_GIVEN PROBLEM_.
Select, from the material below, each line with "JSON" in it.
## Start RECORDS FOR PROCESSING
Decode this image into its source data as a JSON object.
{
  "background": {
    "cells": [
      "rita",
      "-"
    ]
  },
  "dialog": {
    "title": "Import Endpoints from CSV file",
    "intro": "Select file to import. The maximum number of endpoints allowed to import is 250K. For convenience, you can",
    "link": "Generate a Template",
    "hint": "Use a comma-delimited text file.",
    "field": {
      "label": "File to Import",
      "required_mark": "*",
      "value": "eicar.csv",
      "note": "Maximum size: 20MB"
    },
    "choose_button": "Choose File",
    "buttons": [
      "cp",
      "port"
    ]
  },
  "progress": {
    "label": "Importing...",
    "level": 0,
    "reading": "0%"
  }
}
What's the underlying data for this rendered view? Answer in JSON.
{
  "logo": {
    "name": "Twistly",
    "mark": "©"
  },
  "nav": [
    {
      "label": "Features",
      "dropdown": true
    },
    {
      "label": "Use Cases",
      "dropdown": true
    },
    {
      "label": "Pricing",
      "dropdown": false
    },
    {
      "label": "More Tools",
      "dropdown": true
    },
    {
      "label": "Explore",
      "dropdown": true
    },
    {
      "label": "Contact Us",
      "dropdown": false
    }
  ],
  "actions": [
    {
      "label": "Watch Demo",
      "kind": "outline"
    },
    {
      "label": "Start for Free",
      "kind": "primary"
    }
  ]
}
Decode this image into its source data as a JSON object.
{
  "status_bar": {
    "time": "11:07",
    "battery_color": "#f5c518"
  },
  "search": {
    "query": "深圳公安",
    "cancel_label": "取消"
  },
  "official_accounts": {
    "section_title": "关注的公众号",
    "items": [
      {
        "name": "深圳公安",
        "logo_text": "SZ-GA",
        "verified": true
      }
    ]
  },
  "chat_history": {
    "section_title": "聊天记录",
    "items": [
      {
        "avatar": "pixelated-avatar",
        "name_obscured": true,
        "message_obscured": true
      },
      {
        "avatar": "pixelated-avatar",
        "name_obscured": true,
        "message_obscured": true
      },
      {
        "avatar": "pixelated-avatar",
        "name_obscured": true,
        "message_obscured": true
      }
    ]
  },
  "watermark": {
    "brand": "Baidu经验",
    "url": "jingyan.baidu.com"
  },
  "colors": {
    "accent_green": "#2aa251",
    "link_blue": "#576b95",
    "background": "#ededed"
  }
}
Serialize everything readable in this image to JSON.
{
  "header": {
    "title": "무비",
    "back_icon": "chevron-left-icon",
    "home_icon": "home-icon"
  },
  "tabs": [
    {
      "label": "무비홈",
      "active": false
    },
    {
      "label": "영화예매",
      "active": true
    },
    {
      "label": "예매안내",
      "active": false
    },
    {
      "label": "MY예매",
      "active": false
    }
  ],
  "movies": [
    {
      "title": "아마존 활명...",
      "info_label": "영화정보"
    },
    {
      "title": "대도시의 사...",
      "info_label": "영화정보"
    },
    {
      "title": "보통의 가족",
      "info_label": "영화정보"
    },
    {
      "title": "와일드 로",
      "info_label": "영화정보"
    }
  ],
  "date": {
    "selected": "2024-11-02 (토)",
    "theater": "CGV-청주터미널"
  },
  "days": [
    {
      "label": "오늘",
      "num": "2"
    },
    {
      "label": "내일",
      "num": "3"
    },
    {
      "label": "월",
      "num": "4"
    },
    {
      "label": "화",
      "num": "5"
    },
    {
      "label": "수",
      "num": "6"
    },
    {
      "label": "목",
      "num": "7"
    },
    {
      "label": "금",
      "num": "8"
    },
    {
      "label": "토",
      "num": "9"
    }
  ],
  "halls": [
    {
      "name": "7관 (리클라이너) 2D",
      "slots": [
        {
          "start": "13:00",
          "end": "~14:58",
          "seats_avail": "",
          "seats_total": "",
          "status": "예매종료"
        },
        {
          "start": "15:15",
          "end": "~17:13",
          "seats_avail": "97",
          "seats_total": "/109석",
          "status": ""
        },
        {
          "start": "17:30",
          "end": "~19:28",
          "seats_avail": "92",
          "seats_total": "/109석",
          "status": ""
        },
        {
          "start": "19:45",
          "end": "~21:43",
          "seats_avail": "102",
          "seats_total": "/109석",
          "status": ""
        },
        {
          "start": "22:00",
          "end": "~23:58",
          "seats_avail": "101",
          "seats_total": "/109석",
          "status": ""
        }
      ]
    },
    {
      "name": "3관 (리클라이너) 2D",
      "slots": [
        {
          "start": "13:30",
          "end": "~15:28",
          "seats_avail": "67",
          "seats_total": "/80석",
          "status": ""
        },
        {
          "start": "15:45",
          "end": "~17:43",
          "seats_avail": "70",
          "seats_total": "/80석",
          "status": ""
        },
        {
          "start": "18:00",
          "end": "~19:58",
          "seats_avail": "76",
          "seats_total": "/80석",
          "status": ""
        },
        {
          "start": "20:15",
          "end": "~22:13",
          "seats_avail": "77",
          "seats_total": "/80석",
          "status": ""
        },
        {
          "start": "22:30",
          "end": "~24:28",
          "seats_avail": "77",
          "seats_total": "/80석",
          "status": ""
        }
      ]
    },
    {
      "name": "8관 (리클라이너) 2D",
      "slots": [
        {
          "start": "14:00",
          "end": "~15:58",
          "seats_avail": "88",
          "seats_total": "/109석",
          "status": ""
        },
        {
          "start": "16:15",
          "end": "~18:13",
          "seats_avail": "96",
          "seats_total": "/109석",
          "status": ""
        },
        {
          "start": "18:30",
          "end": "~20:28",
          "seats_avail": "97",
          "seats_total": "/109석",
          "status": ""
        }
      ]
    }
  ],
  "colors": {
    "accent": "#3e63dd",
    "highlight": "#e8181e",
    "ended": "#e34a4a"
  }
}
## End RECORDS FOR PROCESSING
_ANSWER TO THE EXERCISE_.
Decode this image into its source data as a JSON object.
What's the underlying data for this rendered view? Answer in JSON.
Decode this image into its source data as a JSON object.
Serialize everything readable in this image to JSON.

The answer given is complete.